Write out the whole listing again, exactly as given.

|---|

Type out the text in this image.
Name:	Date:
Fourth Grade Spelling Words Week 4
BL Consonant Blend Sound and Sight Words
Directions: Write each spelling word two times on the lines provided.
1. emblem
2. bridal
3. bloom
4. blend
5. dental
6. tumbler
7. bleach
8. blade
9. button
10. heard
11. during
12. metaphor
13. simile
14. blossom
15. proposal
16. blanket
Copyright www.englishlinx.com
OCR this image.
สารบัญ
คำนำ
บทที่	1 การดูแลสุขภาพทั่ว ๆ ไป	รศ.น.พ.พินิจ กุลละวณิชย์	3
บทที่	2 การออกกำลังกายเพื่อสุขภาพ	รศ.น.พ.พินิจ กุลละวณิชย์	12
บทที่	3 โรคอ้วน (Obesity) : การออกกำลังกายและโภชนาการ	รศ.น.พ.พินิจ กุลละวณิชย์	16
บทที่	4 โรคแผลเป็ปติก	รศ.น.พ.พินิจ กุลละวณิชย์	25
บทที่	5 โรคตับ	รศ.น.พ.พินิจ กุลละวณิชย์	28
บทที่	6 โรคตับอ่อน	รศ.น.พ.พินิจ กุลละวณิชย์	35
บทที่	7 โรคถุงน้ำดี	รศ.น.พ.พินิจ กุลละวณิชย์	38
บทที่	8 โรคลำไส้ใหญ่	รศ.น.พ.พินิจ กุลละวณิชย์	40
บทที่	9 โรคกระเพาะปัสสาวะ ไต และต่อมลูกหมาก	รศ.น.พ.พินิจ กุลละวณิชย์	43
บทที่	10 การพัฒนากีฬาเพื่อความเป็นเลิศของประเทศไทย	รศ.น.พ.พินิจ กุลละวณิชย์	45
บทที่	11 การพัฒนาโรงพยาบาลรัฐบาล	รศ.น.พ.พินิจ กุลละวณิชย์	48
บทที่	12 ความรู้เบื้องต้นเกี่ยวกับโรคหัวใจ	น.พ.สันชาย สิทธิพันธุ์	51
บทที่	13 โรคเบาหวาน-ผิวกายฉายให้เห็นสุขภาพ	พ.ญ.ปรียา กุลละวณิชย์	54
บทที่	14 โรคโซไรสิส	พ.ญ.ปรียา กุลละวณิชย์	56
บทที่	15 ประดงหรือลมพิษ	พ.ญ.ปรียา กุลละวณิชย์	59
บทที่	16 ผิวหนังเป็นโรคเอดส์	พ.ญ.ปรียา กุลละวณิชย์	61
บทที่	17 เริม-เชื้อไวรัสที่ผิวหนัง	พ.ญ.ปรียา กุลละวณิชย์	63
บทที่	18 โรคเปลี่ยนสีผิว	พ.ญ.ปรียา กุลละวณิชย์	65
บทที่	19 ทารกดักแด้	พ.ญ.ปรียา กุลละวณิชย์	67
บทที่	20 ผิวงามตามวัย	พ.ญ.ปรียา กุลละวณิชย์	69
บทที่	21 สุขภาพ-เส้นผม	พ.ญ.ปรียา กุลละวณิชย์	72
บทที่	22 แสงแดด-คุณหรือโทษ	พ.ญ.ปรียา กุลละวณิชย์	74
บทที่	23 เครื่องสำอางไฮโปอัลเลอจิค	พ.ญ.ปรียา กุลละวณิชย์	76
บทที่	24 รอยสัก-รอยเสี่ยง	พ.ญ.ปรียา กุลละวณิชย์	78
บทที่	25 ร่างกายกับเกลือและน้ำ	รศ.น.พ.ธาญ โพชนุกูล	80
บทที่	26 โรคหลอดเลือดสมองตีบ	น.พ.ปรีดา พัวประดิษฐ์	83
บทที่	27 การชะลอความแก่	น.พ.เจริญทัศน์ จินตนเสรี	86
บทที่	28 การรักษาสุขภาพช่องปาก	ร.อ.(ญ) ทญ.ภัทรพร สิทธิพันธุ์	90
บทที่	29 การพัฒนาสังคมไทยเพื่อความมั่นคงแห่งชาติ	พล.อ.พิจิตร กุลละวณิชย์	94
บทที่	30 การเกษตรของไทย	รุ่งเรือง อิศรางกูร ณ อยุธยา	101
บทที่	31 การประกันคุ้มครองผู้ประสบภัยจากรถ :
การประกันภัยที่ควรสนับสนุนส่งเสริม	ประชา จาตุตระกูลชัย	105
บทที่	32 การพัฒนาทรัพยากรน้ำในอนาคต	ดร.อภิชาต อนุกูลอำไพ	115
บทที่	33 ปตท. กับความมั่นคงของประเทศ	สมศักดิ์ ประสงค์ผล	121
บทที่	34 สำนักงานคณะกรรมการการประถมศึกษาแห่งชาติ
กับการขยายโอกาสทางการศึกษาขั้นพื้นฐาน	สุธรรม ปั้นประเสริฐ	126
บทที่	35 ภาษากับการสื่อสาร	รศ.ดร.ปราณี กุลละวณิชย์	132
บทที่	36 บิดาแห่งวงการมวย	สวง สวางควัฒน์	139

|---|

> **Task result**
Type out the text in this image.
Name:	Date:
Fourth Grade Spelling Words Week 4
BL Consonant Blend Sound and Sight Words
Directions: Write each spelling word two times on the lines provided.
1. emblem
2. bridal
3. bloom
4. blend
5. dental
6. tumbler
7. bleach
8. blade
9. button
10. heard
11. during
12. metaphor
13. simile
14. blossom
15. proposal
16. blanket
Copyright www.englishlinx.com
OCR this image.
สารบัญ
คำนำ
บทที่	1 การดูแลสุขภาพทั่ว ๆ ไป	รศ.น.พ.พินิจ กุลละวณิชย์	3
บทที่	2 การออกกำลังกายเพื่อสุขภาพ	รศ.น.พ.พินิจ กุลละวณิชย์	12
บทที่	3 โรคอ้วน (Obesity) : การออกกำลังกายและโภชนาการ	รศ.น.พ.พินิจ กุลละวณิชย์	16
บทที่	4 โรคแผลเป็ปติก	รศ.น.พ.พินิจ กุลละวณิชย์	25
บทที่	5 โรคตับ	รศ.น.พ.พินิจ กุลละวณิชย์	28
บทที่	6 โรคตับอ่อน	รศ.น.พ.พินิจ กุลละวณิชย์	35
บทที่	7 โรคถุงน้ำดี	รศ.น.พ.พินิจ กุลละวณิชย์	38
บทที่	8 โรคลำไส้ใหญ่	รศ.น.พ.พินิจ กุลละวณิชย์	40
บทที่	9 โรคกระเพาะปัสสาวะ ไต และต่อมลูกหมาก	รศ.น.พ.พินิจ กุลละวณิชย์	43
บทที่	10 การพัฒนากีฬาเพื่อความเป็นเลิศของประเทศไทย	รศ.น.พ.พินิจ กุลละวณิชย์	45
บทที่	11 การพัฒนาโรงพยาบาลรัฐบาล	รศ.น.พ.พินิจ กุลละวณิชย์	48
บทที่	12 ความรู้เบื้องต้นเกี่ยวกับโรคหัวใจ	น.พ.สันชาย สิทธิพันธุ์	51
บทที่	13 โรคเบาหวาน-ผิวกายฉายให้เห็นสุขภาพ	พ.ญ.ปรียา กุลละวณิชย์	54
บทที่	14 โรคโซไรสิส	พ.ญ.ปรียา กุลละวณิชย์	56
บทที่	15 ประดงหรือลมพิษ	พ.ญ.ปรียา กุลละวณิชย์	59
บทที่	16 ผิวหนังเป็นโรคเอดส์	พ.ญ.ปรียา กุลละวณิชย์	61
บทที่	17 เริม-เชื้อไวรัสที่ผิวหนัง	พ.ญ.ปรียา กุลละวณิชย์	63
บทที่	18 โรคเปลี่ยนสีผิว	พ.ญ.ปรียา กุลละวณิชย์	65
บทที่	19 ทารกดักแด้	พ.ญ.ปรียา กุลละวณิชย์	67
บทที่	20 ผิวงามตามวัย	พ.ญ.ปรียา กุลละวณิชย์	69
บทที่	21 สุขภาพ-เส้นผม	พ.ญ.ปรียา กุลละวณิชย์	72
บทที่	22 แสงแดด-คุณหรือโทษ	พ.ญ.ปรียา กุลละวณิชย์	74
บทที่	23 เครื่องสำอางไฮโปอัลเลอจิค	พ.ญ.ปรียา กุลละวณิชย์	76
บทที่	24 รอยสัก-รอยเสี่ยง	พ.ญ.ปรียา กุลละวณิชย์	78
บทที่	25 ร่างกายกับเกลือและน้ำ	รศ.น.พ.ธาญ โพชนุกูล	80
บทที่	26 โรคหลอดเลือดสมองตีบ	น.พ.ปรีดา พัวประดิษฐ์	83
บทที่	27 การชะลอความแก่	น.พ.เจริญทัศน์ จินตนเสรี	86
บทที่	28 การรักษาสุขภาพช่องปาก	ร.อ.(ญ) ทญ.ภัทรพร สิทธิพันธุ์	90
บทที่	29 การพัฒนาสังคมไทยเพื่อความมั่นคงแห่งชาติ	พล.อ.พิจิตร กุลละวณิชย์	94
บทที่	30 การเกษตรของไทย	รุ่งเรือง อิศรางกูร ณ อยุธยา	101
บทที่	31 การประกันคุ้มครองผู้ประสบภัยจากรถ :
การประกันภัยที่ควรสนับสนุนส่งเสริม	ประชา จาตุตระกูลชัย	105
บทที่	32 การพัฒนาทรัพยากรน้ำในอนาคต	ดร.อภิชาต อนุกูลอำไพ	115
บทที่	33 ปตท. กับความมั่นคงของประเทศ	สมศักดิ์ ประสงค์ผล	121
บทที่	34 สำนักงานคณะกรรมการการประถมศึกษาแห่งชาติ
กับการขยายโอกาสทางการศึกษาขั้นพื้นฐาน	สุธรรม ปั้นประเสริฐ	126
บทที่	35 ภาษากับการสื่อสาร	รศ.ดร.ปราณี กุลละวณิชย์	132
บทที่	36 บิดาแห่งวงการมวย	สวง สวางควัฒน์	139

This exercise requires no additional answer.